## ASSIGNMENT 1:
Using the research profile of Dr. Carless, decide whether each statement agrees with it. Answer yes or no for each, and quote the deciding words.
(a) Dr. Carless has more than 15 years of experience in molecular genetics.
(b) The lab produced the genome-wide genotyping and gene expression data for the San Antonio Family Study without collaborators.
(c) TXNIP is described as a well-known risk gene for schizophrenia.
## ASSIGNMENT 2:
Carry on the research profile of Dr. Carless, beginning after its last sentence.

━━━━━ TEXT EXCERPT ━━━━━

Dr. Carless works on genetic and epigenetic factors that drive the development and progression of heart disease and mental disorders. Her work aims to advance the current knowledge of epigenetic involvement in complex diseases and understand interactions that influence genetic regulation. This will help to identify novel targets for drug development and better therapeutic intervention.
- Role of DNA methylation on obesity and metabolic syndrome
- Genetic effects on migraine
- Gene expression and DNA methylation changes associated with schizophrenia, bipolar disorder, depression and associated neuropsychiatric traits
- Role of microRNAs and microRNA variants in psychiatric diseases (schizophrenia, bipolar disorder, depression, PTSD, and associated neuropsychiatric traits)
- Effect of microRNAs on gene expression
- Understanding psychiatric disorders through induced pluripotent stem cells
Dr. Carless has more than 15 years of experience working in molecular genetics.
Inside The Lab
Epigenetic mechanisms, such as DNA methylation and microRNA regulation, are now considered significant players in the development of complex diseases, although the integration of these factors with our genetic architecture is not well understood. Our lab studies epigenetic variation that contributes to complex disease development and the role of this variation in the genetic-transcriptomic paradigm.
In collaborative efforts, we generated genome-wide genotyping and gene expression data for the San Antonio Family Study (SAFS) to investigate genes involved in cardiovascular- and psychiatric-related phenotypes. One of our findings implicates a novel genetic region associated with intima-media thickness, a risk factor for cardiovascular disease. We have also generated epigenome-wide DNA methylation profiles in our investigation of metabolic syndrome and related phenotypes within the SAFS, identifying several genes whose DNA methylation levels are associated with diabetes, obesity and dyslipidemia. Further study of the gene TXNIP, crucial for regulation of glucose and lipid homeostasis, suggests its specific role in the onset of diabetes.
Our studies demonstrated the importance of genetic variation in the expression of the DISC1 gene, a well-known risk gene for schizophrenia and bipolar disorder, and identified variation that influences brain structure, suggesting a mechanism by which the gene may act to influence psychiatric disorders.

━━━━━ MATERIAL SHOWN ━━━━━

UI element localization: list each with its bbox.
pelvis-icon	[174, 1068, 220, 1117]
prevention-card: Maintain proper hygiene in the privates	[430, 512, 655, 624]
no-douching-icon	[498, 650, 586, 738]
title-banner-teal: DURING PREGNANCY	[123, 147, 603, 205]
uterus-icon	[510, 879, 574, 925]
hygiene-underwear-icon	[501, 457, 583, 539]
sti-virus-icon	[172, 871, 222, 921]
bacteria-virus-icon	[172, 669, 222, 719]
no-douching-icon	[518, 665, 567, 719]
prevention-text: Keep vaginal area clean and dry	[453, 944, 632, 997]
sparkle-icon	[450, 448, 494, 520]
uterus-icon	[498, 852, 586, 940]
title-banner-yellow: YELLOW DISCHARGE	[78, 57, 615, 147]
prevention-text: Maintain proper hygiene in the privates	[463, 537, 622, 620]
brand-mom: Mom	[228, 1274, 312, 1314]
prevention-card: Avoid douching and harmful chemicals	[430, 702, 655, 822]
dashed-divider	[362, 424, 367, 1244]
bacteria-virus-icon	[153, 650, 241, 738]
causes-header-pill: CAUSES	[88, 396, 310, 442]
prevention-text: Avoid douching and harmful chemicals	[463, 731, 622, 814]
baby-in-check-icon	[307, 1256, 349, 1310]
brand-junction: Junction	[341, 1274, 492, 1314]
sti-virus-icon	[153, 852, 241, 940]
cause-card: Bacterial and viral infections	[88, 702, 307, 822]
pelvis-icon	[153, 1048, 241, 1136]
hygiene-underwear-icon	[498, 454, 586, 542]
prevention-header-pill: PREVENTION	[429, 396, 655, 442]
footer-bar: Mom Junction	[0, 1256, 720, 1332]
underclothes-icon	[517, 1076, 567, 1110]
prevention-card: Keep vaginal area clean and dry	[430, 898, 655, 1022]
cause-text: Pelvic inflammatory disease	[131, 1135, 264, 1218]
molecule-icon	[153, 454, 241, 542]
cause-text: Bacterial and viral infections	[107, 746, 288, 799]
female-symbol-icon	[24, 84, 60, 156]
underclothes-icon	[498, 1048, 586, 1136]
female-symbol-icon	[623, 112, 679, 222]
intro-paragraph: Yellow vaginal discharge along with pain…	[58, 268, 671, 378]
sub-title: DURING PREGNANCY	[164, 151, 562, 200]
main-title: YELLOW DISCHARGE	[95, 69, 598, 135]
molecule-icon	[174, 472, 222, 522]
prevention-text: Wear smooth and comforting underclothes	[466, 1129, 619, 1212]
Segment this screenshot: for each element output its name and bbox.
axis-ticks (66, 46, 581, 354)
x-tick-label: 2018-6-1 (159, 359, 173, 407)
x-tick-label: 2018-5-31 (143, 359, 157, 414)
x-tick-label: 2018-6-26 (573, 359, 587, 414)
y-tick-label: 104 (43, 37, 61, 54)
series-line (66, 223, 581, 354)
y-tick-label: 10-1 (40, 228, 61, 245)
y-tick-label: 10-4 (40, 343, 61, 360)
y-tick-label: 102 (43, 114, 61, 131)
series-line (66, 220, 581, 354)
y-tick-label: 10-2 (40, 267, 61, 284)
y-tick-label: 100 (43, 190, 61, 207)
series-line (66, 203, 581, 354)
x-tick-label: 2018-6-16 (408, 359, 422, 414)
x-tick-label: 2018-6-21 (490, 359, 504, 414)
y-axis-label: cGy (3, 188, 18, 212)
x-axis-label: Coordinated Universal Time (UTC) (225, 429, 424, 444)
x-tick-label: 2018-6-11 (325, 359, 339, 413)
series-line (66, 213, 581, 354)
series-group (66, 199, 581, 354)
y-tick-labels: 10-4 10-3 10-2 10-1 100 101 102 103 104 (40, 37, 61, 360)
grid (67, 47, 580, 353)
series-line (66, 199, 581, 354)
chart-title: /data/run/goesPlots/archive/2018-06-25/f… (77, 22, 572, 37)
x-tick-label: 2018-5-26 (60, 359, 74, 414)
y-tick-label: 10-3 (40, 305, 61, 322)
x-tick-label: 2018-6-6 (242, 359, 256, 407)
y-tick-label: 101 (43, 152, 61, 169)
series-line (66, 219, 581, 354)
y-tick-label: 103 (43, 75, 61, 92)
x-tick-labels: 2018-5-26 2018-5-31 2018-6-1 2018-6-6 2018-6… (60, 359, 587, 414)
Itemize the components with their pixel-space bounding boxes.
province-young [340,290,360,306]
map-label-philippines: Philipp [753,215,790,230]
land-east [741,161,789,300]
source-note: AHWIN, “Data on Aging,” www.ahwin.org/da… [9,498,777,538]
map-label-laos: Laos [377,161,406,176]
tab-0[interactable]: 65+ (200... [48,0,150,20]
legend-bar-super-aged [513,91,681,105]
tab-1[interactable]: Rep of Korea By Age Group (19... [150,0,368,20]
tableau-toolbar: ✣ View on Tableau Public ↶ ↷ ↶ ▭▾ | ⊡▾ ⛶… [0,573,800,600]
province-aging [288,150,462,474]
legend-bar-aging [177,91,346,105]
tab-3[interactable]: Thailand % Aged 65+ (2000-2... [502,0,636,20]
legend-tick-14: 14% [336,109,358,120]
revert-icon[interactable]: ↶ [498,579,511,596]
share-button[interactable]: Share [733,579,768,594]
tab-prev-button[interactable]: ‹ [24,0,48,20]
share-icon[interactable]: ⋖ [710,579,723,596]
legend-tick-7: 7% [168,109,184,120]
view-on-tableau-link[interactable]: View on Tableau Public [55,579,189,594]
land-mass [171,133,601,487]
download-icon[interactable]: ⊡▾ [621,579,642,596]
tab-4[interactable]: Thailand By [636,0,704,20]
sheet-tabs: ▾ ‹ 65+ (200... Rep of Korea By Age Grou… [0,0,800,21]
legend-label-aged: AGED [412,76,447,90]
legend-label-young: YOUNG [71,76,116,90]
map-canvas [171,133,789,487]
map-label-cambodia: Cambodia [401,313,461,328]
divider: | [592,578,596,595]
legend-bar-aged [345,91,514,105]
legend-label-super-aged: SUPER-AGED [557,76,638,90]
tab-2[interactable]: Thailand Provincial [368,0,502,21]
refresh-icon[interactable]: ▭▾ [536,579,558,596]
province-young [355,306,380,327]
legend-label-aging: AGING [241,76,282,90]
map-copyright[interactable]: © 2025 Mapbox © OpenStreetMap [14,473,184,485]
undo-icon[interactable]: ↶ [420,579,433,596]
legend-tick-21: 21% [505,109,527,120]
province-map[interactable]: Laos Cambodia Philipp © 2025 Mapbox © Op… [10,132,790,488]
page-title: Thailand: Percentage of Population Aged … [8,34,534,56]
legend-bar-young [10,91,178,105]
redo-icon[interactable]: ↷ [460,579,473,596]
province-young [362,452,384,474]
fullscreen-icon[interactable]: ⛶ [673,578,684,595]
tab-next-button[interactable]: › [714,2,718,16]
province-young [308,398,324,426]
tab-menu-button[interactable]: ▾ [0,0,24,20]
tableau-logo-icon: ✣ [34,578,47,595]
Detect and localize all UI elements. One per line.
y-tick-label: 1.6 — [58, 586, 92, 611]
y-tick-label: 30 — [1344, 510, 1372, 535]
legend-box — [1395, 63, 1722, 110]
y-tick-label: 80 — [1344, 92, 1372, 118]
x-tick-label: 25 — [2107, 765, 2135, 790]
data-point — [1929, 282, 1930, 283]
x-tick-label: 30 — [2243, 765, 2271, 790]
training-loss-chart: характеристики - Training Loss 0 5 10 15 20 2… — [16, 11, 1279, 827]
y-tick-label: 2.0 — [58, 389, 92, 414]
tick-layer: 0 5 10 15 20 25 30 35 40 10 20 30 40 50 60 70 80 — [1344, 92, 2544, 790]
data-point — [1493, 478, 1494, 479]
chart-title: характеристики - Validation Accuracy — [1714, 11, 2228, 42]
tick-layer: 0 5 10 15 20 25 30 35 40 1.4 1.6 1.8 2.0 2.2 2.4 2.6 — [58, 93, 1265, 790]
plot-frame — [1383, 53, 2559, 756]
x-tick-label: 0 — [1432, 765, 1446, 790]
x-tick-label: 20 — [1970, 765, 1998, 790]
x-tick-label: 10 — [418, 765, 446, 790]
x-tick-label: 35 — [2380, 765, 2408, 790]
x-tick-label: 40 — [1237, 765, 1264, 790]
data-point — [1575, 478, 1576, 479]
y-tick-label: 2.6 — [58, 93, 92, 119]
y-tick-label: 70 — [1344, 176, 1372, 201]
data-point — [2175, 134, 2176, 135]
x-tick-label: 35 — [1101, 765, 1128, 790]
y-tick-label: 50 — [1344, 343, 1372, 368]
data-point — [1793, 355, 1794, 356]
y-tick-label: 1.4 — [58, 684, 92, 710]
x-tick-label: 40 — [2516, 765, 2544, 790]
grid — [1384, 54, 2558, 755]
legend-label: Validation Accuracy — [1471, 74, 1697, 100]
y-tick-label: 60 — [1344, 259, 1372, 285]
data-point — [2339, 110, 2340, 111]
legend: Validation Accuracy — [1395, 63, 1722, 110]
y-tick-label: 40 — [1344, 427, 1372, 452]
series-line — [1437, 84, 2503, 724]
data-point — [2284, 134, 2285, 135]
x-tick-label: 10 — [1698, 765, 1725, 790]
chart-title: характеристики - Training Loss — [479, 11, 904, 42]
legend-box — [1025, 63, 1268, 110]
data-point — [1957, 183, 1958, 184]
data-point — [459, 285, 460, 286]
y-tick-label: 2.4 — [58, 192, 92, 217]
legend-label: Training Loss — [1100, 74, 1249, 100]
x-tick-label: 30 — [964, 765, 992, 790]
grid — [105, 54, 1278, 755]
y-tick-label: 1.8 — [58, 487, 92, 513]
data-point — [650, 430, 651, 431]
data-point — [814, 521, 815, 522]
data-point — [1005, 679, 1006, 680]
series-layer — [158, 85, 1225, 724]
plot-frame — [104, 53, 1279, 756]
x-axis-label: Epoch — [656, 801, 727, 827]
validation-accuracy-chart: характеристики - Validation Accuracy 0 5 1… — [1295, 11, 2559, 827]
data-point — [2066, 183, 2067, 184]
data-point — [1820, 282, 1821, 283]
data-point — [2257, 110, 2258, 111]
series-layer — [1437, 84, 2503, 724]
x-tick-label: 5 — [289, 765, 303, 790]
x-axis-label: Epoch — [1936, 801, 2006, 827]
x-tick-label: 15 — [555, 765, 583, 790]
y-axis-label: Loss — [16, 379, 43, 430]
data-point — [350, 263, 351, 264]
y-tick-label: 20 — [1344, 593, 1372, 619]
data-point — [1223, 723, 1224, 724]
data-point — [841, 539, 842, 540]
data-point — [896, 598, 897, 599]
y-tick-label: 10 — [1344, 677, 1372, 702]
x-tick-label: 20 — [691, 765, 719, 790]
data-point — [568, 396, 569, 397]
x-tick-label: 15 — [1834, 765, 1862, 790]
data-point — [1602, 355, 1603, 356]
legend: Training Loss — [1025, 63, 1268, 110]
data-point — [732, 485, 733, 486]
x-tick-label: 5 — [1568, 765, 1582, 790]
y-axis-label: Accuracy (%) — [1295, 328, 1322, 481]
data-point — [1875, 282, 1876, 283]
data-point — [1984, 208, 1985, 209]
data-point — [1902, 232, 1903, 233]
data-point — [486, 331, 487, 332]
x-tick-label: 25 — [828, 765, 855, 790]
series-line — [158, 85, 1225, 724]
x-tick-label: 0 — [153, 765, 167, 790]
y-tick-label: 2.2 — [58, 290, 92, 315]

━━━━━

## WRITTEN REPLY 1:
(a) Yes: "Dr. Carless has more than 15 years of experience working in molecular genetics."
(b) No: "In collaborative efforts, we generated genome-wide genotyping and gene expression data for the San Antonio Family Study (SAFS)"
(c) No: "the gene TXNIP, crucial for regulation of glucose and lipid homeostasis" and "the DISC1 gene, a well-known risk gene for schizophrenia and bipolar disorder"

## WRITTEN REPLY 2:
Using next-generation sequencing within the SAFS cohort, we identified a potentially novel microRNA, nominally associated with brain structure phenotypes involved in memory. We continue to research the role of microRNAs in psychiatric disease by investigating cohorts involving schizophrenia, bipolar disorder, major depressive disorder and post-traumatic stress disorder.
Other collaborative efforts led to the generation of transcriptional data to identify markers of adiposity, hypertriglyceridemia, cardiovascular disease risk metabolic syndrome, fatty liver disease, migraine, bipolar disorder and schizophrenia.
To determine the functional impact of genetic and epigenetic variation on the development of novel therapeutics and delivery methods, we are conducting pilot studies to establish induced pluripotent stem cell lines and differentiated neuronal cells from adolescents with bipolar disorder. Here we aim to understand potential delivery mechanisms for small biological molecules.
We are also working on establishing new methodologies to study the effect of microRNAs on gene and protein expression on a genome- wide scale.
Many of our recent genetic and epigenetic findings point to the importance of ethnic-specific variation and risk, solidifying the need to study minority cohorts.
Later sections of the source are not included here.